## WHAT TO PRODUCE:
Images are not part of the copy; write out the rest of the data exactly as given.

## Dataset records:
* * * *

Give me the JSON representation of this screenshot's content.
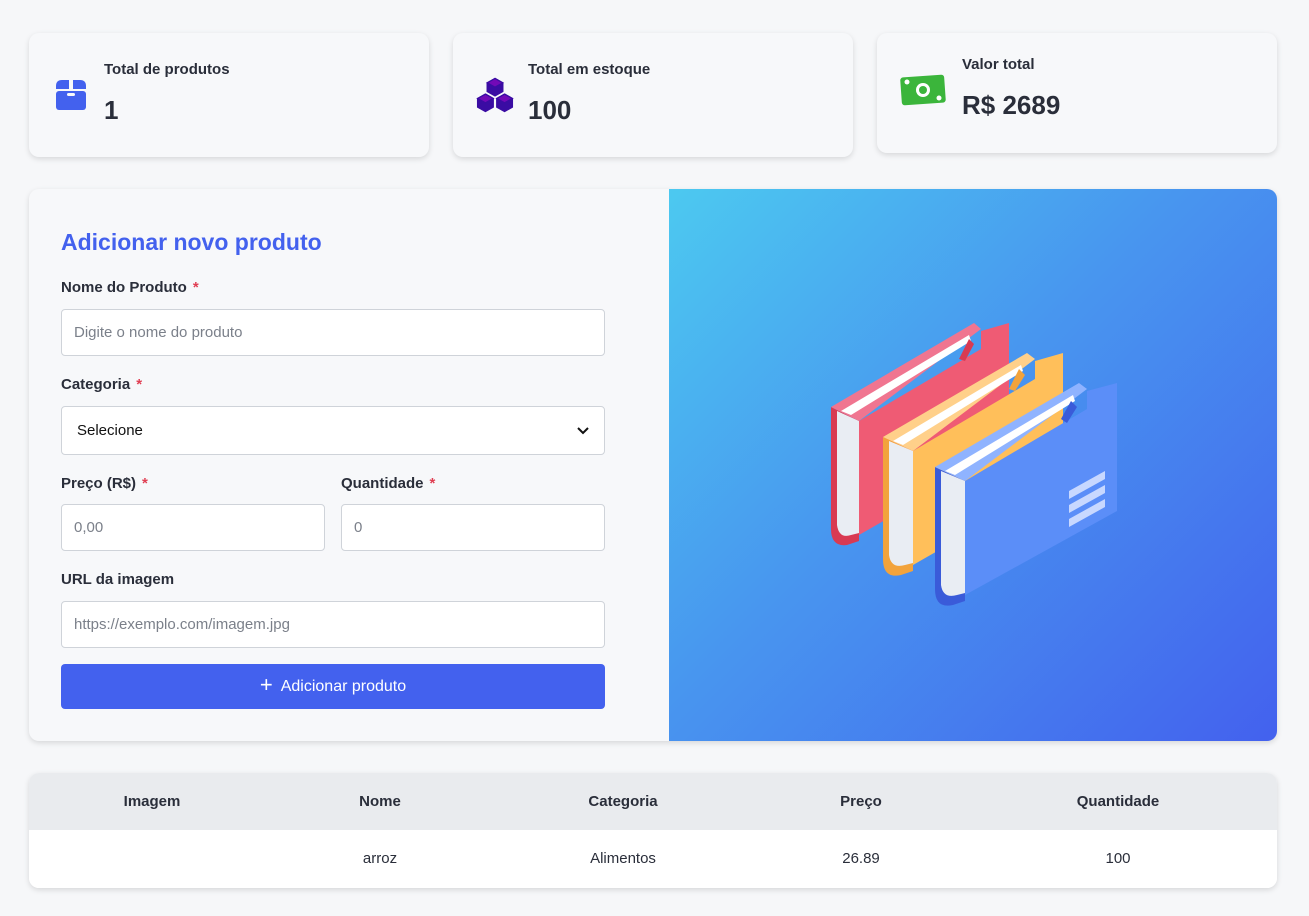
{
  "colors": {
    "primary": "#4361ee",
    "required": "#e03e52",
    "cash_green": "#3bb53b",
    "cubes_purple": "#3a0ca3"
  },
  "stats": [
    {
      "label": "Total de produtos",
      "value": "1",
      "icon": "box-icon"
    },
    {
      "label": "Total em estoque",
      "value": "100",
      "icon": "cubes-icon"
    },
    {
      "label": "Valor total",
      "value": "R$ 2689",
      "icon": "money-bill-icon"
    }
  ],
  "form": {
    "title": "Adicionar novo produto",
    "name_label": "Nome do Produto",
    "name_placeholder": "Digite o nome do produto",
    "category_label": "Categoria",
    "category_selected": "Selecione",
    "price_label": "Preço (R$)",
    "price_placeholder": "0,00",
    "quantity_label": "Quantidade",
    "quantity_placeholder": "0",
    "image_label": "URL da imagem",
    "image_placeholder": "https://exemplo.com/imagem.jpg",
    "required_mark": "*",
    "submit_label": "Adicionar produto"
  },
  "table": {
    "columns": [
      "Imagem",
      "Nome",
      "Categoria",
      "Preço",
      "Quantidade"
    ],
    "rows": [
      {
        "image": "",
        "name": "arroz",
        "category": "Alimentos",
        "price": "26.89",
        "quantity": "100"
      }
    ]
  }
}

* * * *

## REPLY:
Give me the JSON representation of this screenshot's content.
{
  "colors": {
    "primary": "#4361ee",
    "required": "#e03e52",
    "cash_green": "#3bb53b",
    "cubes_purple": "#3a0ca3"
  },
  "stats": [
    {
      "label": "Total de produtos",
      "value": "1",
      "icon": "box-icon"
    },
    {
      "label": "Total em estoque",
      "value": "100",
      "icon": "cubes-icon"
    },
    {
      "label": "Valor total",
      "value": "R$ 2689",
      "icon": "money-bill-icon"
    }
  ],
  "form": {
    "title": "Adicionar novo produto",
    "name_label": "Nome do Produto",
    "name_placeholder": "Digite o nome do produto",
    "category_label": "Categoria",
    "category_selected": "Selecione",
    "price_label": "Preço (R$)",
    "price_placeholder": "0,00",
    "quantity_label": "Quantidade",
    "quantity_placeholder": "0",
    "image_label": "URL da imagem",
    "image_placeholder": "https://exemplo.com/imagem.jpg",
    "required_mark": "*",
    "submit_label": "Adicionar produto"
  },
  "table": {
    "columns": [
      "Imagem",
      "Nome",
      "Categoria",
      "Preço",
      "Quantidade"
    ],
    "rows": [
      {
        "image": "",
        "name": "arroz",
        "category": "Alimentos",
        "price": "26.89",
        "quantity": "100"
      }
    ]
  }
}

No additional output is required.